--- begin Records provided ---
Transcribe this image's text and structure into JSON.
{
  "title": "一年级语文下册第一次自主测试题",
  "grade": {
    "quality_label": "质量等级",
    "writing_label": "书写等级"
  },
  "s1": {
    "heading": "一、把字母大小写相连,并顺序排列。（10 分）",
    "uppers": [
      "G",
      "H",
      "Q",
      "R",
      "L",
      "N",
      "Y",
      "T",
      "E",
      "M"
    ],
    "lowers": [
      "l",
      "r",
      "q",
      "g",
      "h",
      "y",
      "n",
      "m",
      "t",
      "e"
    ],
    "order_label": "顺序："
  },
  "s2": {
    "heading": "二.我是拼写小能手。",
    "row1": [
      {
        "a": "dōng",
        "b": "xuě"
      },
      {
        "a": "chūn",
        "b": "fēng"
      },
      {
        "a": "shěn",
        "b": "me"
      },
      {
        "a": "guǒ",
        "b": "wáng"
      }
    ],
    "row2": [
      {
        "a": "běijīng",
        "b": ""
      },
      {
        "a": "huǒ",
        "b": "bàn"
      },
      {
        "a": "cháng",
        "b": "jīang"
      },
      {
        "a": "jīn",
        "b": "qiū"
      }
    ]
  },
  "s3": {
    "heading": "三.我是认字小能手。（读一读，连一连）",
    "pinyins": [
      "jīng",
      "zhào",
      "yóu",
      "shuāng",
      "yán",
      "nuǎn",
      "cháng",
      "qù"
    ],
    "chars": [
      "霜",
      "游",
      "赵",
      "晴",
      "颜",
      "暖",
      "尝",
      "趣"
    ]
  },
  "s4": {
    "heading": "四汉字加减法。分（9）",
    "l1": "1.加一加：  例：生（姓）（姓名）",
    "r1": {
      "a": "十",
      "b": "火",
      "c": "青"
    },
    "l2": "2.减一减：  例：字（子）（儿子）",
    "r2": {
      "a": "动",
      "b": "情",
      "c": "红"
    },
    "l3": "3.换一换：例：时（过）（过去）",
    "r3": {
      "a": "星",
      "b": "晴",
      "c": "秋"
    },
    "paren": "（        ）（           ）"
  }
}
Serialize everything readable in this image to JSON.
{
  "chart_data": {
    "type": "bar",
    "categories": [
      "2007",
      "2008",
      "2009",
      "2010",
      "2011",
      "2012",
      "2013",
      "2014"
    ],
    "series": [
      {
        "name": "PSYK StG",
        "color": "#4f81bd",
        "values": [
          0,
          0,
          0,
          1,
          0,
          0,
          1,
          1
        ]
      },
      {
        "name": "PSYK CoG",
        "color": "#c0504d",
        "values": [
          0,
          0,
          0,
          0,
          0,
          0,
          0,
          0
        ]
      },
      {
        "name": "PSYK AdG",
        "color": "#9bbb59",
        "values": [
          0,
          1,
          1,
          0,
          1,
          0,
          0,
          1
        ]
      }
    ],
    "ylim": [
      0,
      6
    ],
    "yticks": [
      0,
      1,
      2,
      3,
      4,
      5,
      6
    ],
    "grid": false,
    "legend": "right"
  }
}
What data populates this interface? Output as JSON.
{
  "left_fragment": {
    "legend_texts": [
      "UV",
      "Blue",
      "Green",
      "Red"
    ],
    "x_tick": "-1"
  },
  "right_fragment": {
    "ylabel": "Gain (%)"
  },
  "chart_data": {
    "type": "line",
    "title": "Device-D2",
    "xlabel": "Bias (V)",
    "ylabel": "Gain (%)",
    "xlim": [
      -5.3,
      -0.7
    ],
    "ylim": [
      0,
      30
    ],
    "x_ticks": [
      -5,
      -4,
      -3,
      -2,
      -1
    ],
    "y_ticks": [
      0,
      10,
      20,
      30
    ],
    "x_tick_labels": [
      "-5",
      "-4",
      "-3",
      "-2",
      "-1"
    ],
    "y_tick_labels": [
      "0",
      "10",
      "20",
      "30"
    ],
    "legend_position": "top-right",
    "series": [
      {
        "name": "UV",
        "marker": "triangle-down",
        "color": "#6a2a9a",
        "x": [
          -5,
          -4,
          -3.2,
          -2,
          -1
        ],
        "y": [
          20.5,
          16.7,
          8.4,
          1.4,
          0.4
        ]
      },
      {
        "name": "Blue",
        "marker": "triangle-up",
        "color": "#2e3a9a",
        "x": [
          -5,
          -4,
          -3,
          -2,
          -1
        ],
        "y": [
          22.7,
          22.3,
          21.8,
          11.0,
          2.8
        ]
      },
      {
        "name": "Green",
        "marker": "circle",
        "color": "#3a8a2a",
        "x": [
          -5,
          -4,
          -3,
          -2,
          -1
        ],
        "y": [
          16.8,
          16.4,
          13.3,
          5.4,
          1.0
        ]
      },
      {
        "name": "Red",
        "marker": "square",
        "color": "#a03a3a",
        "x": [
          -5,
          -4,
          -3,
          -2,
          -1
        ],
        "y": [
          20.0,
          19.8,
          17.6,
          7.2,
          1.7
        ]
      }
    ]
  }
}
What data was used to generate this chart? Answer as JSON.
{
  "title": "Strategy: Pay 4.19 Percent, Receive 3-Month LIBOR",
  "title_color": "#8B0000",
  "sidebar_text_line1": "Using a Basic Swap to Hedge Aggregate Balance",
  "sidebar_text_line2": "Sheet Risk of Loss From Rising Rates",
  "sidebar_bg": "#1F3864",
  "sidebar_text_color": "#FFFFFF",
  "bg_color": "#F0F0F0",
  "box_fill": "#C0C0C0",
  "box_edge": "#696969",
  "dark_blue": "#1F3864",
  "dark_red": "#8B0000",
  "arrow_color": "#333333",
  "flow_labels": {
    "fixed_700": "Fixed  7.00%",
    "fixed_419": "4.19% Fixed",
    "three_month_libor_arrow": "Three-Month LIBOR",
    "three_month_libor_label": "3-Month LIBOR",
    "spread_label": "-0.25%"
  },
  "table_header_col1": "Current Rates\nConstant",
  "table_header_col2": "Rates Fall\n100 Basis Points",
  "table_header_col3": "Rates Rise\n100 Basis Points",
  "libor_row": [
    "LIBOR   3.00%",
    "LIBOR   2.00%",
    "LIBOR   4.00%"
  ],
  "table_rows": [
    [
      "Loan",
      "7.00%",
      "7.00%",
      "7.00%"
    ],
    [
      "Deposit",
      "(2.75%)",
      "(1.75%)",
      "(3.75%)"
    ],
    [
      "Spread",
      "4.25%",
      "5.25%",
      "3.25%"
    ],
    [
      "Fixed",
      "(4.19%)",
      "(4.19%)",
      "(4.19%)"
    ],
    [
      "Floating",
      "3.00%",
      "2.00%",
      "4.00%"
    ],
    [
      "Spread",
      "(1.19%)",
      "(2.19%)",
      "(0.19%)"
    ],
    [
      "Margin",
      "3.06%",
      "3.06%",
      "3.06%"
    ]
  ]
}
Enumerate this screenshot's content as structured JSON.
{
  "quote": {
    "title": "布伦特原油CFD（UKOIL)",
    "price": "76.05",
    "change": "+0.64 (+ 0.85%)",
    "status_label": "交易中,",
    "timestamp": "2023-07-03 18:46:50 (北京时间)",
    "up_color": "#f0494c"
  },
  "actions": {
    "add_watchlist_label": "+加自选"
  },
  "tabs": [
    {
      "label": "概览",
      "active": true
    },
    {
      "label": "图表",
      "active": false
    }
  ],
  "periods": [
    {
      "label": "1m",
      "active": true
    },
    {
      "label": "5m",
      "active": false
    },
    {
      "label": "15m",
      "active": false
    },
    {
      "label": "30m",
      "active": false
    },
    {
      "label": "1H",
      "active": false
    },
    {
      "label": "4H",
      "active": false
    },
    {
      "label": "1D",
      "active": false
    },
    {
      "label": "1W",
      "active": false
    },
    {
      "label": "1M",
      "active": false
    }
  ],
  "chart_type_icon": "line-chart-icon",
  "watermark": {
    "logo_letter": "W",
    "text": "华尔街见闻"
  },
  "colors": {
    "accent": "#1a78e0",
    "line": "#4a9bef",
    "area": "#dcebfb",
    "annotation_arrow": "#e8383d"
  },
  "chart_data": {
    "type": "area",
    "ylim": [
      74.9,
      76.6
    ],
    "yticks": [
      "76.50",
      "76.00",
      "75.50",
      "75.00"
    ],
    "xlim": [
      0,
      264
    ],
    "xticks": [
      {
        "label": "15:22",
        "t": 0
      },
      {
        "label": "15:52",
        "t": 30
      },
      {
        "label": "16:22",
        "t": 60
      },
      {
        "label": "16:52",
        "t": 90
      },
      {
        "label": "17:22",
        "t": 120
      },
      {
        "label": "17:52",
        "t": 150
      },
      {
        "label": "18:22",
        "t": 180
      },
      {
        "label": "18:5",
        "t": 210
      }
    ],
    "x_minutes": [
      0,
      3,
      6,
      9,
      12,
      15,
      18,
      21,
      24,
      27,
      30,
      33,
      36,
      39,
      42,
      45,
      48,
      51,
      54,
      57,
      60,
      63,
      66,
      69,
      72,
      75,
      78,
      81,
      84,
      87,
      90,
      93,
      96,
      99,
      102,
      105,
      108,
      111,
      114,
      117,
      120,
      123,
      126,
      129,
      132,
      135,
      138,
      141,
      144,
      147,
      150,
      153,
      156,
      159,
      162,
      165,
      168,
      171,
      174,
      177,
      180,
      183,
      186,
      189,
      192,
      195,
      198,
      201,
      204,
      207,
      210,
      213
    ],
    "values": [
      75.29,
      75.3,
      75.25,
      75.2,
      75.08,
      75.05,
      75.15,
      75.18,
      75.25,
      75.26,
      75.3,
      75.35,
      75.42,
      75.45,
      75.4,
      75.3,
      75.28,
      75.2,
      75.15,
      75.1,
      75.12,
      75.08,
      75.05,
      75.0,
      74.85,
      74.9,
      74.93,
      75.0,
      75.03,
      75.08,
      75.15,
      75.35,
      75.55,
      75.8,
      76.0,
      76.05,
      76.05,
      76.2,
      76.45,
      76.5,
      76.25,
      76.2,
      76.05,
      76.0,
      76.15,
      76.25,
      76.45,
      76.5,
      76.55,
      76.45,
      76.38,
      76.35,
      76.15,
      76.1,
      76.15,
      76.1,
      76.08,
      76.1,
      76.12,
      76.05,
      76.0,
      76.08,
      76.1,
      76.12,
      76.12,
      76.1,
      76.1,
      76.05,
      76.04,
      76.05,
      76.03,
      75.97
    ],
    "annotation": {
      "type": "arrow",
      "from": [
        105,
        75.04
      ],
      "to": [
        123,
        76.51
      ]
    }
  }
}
--- end Records provided ---
*What is expected*. Scan the listing above. Collect all lines with the word "JSON".

*Exercise response*.
Transcribe this image's text and structure into JSON.
Serialize everything readable in this image to JSON.
What data populates this interface? Output as JSON.
What data was used to generate this chart? Answer as JSON.
Enumerate this screenshot's content as structured JSON.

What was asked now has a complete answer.